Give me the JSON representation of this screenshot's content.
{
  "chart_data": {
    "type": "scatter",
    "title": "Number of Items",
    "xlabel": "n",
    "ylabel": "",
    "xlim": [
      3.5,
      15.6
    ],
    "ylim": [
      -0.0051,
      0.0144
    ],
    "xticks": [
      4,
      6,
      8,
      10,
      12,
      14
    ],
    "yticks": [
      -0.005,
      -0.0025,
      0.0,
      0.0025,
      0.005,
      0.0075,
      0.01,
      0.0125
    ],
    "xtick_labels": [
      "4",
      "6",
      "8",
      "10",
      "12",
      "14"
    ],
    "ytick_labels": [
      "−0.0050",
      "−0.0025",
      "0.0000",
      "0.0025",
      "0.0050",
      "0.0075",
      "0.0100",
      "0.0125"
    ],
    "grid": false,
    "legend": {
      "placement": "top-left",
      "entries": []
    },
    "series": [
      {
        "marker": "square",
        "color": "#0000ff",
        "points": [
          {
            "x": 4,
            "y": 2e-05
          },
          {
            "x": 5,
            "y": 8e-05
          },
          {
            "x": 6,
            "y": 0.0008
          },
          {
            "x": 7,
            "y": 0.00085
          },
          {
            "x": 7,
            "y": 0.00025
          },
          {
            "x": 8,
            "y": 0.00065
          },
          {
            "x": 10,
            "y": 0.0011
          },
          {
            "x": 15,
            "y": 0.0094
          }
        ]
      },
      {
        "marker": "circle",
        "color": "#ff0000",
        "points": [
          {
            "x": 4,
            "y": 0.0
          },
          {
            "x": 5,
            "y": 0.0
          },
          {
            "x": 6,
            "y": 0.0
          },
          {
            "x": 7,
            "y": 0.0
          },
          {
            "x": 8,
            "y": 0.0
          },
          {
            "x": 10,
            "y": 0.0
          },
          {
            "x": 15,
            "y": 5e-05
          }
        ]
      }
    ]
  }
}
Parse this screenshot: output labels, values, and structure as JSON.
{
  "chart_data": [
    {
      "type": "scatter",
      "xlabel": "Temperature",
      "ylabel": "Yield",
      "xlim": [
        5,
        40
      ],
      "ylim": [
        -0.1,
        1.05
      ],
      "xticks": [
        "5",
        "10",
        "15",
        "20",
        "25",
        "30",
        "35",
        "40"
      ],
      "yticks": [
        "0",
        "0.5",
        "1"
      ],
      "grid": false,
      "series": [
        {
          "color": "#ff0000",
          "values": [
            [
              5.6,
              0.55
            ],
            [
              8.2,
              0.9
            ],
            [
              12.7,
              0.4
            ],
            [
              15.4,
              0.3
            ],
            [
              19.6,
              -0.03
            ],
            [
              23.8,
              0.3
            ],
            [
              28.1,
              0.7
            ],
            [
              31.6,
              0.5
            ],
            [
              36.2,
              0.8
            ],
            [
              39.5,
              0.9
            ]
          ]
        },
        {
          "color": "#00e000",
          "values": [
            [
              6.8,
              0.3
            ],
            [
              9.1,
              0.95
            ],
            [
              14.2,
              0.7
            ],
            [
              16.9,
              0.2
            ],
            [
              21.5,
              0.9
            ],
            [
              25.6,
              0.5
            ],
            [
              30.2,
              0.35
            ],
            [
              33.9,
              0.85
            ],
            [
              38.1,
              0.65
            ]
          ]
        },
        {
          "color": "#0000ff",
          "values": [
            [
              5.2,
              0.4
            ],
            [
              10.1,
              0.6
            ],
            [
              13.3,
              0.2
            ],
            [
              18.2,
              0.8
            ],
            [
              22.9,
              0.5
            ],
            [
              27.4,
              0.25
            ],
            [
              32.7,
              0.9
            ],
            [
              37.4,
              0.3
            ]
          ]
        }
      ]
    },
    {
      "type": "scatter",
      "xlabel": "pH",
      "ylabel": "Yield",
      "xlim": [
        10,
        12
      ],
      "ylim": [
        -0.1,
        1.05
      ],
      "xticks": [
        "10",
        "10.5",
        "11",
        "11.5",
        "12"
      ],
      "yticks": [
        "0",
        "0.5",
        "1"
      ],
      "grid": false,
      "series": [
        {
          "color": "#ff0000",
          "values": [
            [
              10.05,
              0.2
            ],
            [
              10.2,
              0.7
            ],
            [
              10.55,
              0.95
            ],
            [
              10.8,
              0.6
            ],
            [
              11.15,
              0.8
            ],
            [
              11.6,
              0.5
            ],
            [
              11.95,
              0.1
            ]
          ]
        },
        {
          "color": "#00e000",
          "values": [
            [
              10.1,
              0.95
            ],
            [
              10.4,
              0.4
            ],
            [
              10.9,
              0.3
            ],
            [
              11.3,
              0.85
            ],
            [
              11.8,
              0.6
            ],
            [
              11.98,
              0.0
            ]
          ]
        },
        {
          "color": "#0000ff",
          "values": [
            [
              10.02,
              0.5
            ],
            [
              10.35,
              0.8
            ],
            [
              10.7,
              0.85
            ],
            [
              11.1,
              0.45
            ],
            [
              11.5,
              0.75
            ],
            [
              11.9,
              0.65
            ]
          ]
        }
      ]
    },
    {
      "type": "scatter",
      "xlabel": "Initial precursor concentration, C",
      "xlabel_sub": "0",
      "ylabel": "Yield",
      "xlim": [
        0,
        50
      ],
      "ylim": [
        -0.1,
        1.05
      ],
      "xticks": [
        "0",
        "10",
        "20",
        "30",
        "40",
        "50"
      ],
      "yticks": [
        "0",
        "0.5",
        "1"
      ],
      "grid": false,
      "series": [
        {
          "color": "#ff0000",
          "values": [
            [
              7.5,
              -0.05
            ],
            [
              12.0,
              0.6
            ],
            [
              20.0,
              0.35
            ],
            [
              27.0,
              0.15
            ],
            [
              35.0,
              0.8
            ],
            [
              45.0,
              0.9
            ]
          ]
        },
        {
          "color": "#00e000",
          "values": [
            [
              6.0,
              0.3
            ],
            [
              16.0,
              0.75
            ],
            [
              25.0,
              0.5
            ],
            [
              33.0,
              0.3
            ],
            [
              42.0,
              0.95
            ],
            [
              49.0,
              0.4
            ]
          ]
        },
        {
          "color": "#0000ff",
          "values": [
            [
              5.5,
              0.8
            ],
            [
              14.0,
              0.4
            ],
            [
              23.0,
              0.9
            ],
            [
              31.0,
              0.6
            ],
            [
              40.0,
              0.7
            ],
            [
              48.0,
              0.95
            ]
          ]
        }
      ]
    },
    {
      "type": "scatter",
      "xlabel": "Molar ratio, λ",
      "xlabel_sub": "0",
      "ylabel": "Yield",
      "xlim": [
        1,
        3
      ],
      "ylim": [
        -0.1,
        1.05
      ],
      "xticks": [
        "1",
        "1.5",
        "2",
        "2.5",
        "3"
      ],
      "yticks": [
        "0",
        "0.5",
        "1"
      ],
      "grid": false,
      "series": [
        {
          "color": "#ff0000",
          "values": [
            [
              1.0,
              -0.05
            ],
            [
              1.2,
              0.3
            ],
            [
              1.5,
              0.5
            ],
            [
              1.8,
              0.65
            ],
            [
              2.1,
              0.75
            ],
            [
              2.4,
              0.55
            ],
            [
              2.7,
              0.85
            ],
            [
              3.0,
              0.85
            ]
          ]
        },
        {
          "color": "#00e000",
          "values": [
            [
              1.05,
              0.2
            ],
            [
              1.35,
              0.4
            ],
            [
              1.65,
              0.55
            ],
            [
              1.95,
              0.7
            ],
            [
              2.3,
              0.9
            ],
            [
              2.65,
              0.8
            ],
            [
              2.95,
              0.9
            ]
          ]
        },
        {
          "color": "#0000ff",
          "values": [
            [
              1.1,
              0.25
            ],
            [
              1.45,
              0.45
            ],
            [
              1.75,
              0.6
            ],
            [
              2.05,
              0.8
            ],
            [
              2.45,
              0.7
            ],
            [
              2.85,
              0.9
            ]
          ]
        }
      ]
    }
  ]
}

WHAT IS ASKED
Type the whole listing again, unaltered.

ANSWER TO THE PROBLEM
Give me the JSON representation of this screenshot's content.
{
  "chart_data": {
    "type": "scatter",
    "title": "Number of Items",
    "xlabel": "n",
    "ylabel": "",
    "xlim": [
      3.5,
      15.6
    ],
    "ylim": [
      -0.0051,
      0.0144
    ],
    "xticks": [
      4,
      6,
      8,
      10,
      12,
      14
    ],
    "yticks": [
      -0.005,
      -0.0025,
      0.0,
      0.0025,
      0.005,
      0.0075,
      0.01,
      0.0125
    ],
    "xtick_labels": [
      "4",
      "6",
      "8",
      "10",
      "12",
      "14"
    ],
    "ytick_labels": [
      "−0.0050",
      "−0.0025",
      "0.0000",
      "0.0025",
      "0.0050",
      "0.0075",
      "0.0100",
      "0.0125"
    ],
    "grid": false,
    "legend": {
      "placement": "top-left",
      "entries": []
    },
    "series": [
      {
        "marker": "square",
        "color": "#0000ff",
        "points": [
          {
            "x": 4,
            "y": 2e-05
          },
          {
            "x": 5,
            "y": 8e-05
          },
          {
            "x": 6,
            "y": 0.0008
          },
          {
            "x": 7,
            "y": 0.00085
          },
          {
            "x": 7,
            "y": 0.00025
          },
          {
            "x": 8,
            "y": 0.00065
          },
          {
            "x": 10,
            "y": 0.0011
          },
          {
            "x": 15,
            "y": 0.0094
          }
        ]
      },
      {
        "marker": "circle",
        "color": "#ff0000",
        "points": [
          {
            "x": 4,
            "y": 0.0
          },
          {
            "x": 5,
            "y": 0.0
          },
          {
            "x": 6,
            "y": 0.0
          },
          {
            "x": 7,
            "y": 0.0
          },
          {
            "x": 8,
            "y": 0.0
          },
          {
            "x": 10,
            "y": 0.0
          },
          {
            "x": 15,
            "y": 5e-05
          }
        ]
      }
    ]
  }
}
Parse this screenshot: output labels, values, and structure as JSON.
{
  "chart_data": [
    {
      "type": "scatter",
      "xlabel": "Temperature",
      "ylabel": "Yield",
      "xlim": [
        5,
        40
      ],
      "ylim": [
        -0.1,
        1.05
      ],
      "xticks": [
        "5",
        "10",
        "15",
        "20",
        "25",
        "30",
        "35",
        "40"
      ],
      "yticks": [
        "0",
        "0.5",
        "1"
      ],
      "grid": false,
      "series": [
        {
          "color": "#ff0000",
          "values": [
            [
              5.6,
              0.55
            ],
            [
              8.2,
              0.9
            ],
            [
              12.7,
              0.4
            ],
            [
              15.4,
              0.3
            ],
            [
              19.6,
              -0.03
            ],
            [
              23.8,
              0.3
            ],
            [
              28.1,
              0.7
            ],
            [
              31.6,
              0.5
            ],
            [
              36.2,
              0.8
            ],
            [
              39.5,
              0.9
            ]
          ]
        },
        {
          "color": "#00e000",
          "values": [
            [
              6.8,
              0.3
            ],
            [
              9.1,
              0.95
            ],
            [
              14.2,
              0.7
            ],
            [
              16.9,
              0.2
            ],
            [
              21.5,
              0.9
            ],
            [
              25.6,
              0.5
            ],
            [
              30.2,
              0.35
            ],
            [
              33.9,
              0.85
            ],
            [
              38.1,
              0.65
            ]
          ]
        },
        {
          "color": "#0000ff",
          "values": [
            [
              5.2,
              0.4
            ],
            [
              10.1,
              0.6
            ],
            [
              13.3,
              0.2
            ],
            [
              18.2,
              0.8
            ],
            [
              22.9,
              0.5
            ],
            [
              27.4,
              0.25
            ],
            [
              32.7,
              0.9
            ],
            [
              37.4,
              0.3
            ]
          ]
        }
      ]
    },
    {
      "type": "scatter",
      "xlabel": "pH",
      "ylabel": "Yield",
      "xlim": [
        10,
        12
      ],
      "ylim": [
        -0.1,
        1.05
      ],
      "xticks": [
        "10",
        "10.5",
        "11",
        "11.5",
        "12"
      ],
      "yticks": [
        "0",
        "0.5",
        "1"
      ],
      "grid": false,
      "series": [
        {
          "color": "#ff0000",
          "values": [
            [
              10.05,
              0.2
            ],
            [
              10.2,
              0.7
            ],
            [
              10.55,
              0.95
            ],
            [
              10.8,
              0.6
            ],
            [
              11.15,
              0.8
            ],
            [
              11.6,
              0.5
            ],
            [
              11.95,
              0.1
            ]
          ]
        },
        {
          "color": "#00e000",
          "values": [
            [
              10.1,
              0.95
            ],
            [
              10.4,
              0.4
            ],
            [
              10.9,
              0.3
            ],
            [
              11.3,
              0.85
            ],
            [
              11.8,
              0.6
            ],
            [
              11.98,
              0.0
            ]
          ]
        },
        {
          "color": "#0000ff",
          "values": [
            [
              10.02,
              0.5
            ],
            [
              10.35,
              0.8
            ],
            [
              10.7,
              0.85
            ],
            [
              11.1,
              0.45
            ],
            [
              11.5,
              0.75
            ],
            [
              11.9,
              0.65
            ]
          ]
        }
      ]
    },
    {
      "type": "scatter",
      "xlabel": "Initial precursor concentration, C",
      "xlabel_sub": "0",
      "ylabel": "Yield",
      "xlim": [
        0,
        50
      ],
      "ylim": [
        -0.1,
        1.05
      ],
      "xticks": [
        "0",
        "10",
        "20",
        "30",
        "40",
        "50"
      ],
      "yticks": [
        "0",
        "0.5",
        "1"
      ],
      "grid": false,
      "series": [
        {
          "color": "#ff0000",
          "values": [
            [
              7.5,
              -0.05
            ],
            [
              12.0,
              0.6
            ],
            [
              20.0,
              0.35
            ],
            [
              27.0,
              0.15
            ],
            [
              35.0,
              0.8
            ],
            [
              45.0,
              0.9
            ]
          ]
        },
        {
          "color": "#00e000",
          "values": [
            [
              6.0,
              0.3
            ],
            [
              16.0,
              0.75
            ],
            [
              25.0,
              0.5
            ],
            [
              33.0,
              0.3
            ],
            [
              42.0,
              0.95
            ],
            [
              49.0,
              0.4
            ]
          ]
        },
        {
          "color": "#0000ff",
          "values": [
            [
              5.5,
              0.8
            ],
            [
              14.0,
              0.4
            ],
            [
              23.0,
              0.9
            ],
            [
              31.0,
              0.6
            ],
            [
              40.0,
              0.7
            ],
            [
              48.0,
              0.95
            ]
          ]
        }
      ]
    },
    {
      "type": "scatter",
      "xlabel": "Molar ratio, λ",
      "xlabel_sub": "0",
      "ylabel": "Yield",
      "xlim": [
        1,
        3
      ],
      "ylim": [
        -0.1,
        1.05
      ],
      "xticks": [
        "1",
        "1.5",
        "2",
        "2.5",
        "3"
      ],
      "yticks": [
        "0",
        "0.5",
        "1"
      ],
      "grid": false,
      "series": [
        {
          "color": "#ff0000",
          "values": [
            [
              1.0,
              -0.05
            ],
            [
              1.2,
              0.3
            ],
            [
              1.5,
              0.5
            ],
            [
              1.8,
              0.65
            ],
            [
              2.1,
              0.75
            ],
            [
              2.4,
              0.55
            ],
            [
              2.7,
              0.85
            ],
            [
              3.0,
              0.85
            ]
          ]
        },
        {
          "color": "#00e000",
          "values": [
            [
              1.05,
              0.2
            ],
            [
              1.35,
              0.4
            ],
            [
              1.65,
              0.55
            ],
            [
              1.95,
              0.7
            ],
            [
              2.3,
              0.9
            ],
            [
              2.65,
              0.8
            ],
            [
              2.95,
              0.9
            ]
          ]
        },
        {
          "color": "#0000ff",
          "values": [
            [
              1.1,
              0.25
            ],
            [
              1.45,
              0.45
            ],
            [
              1.75,
              0.6
            ],
            [
              2.05,
              0.8
            ],
            [
              2.45,
              0.7
            ],
            [
              2.85,
              0.9
            ]
          ]
        }
      ]
    }
  ]
}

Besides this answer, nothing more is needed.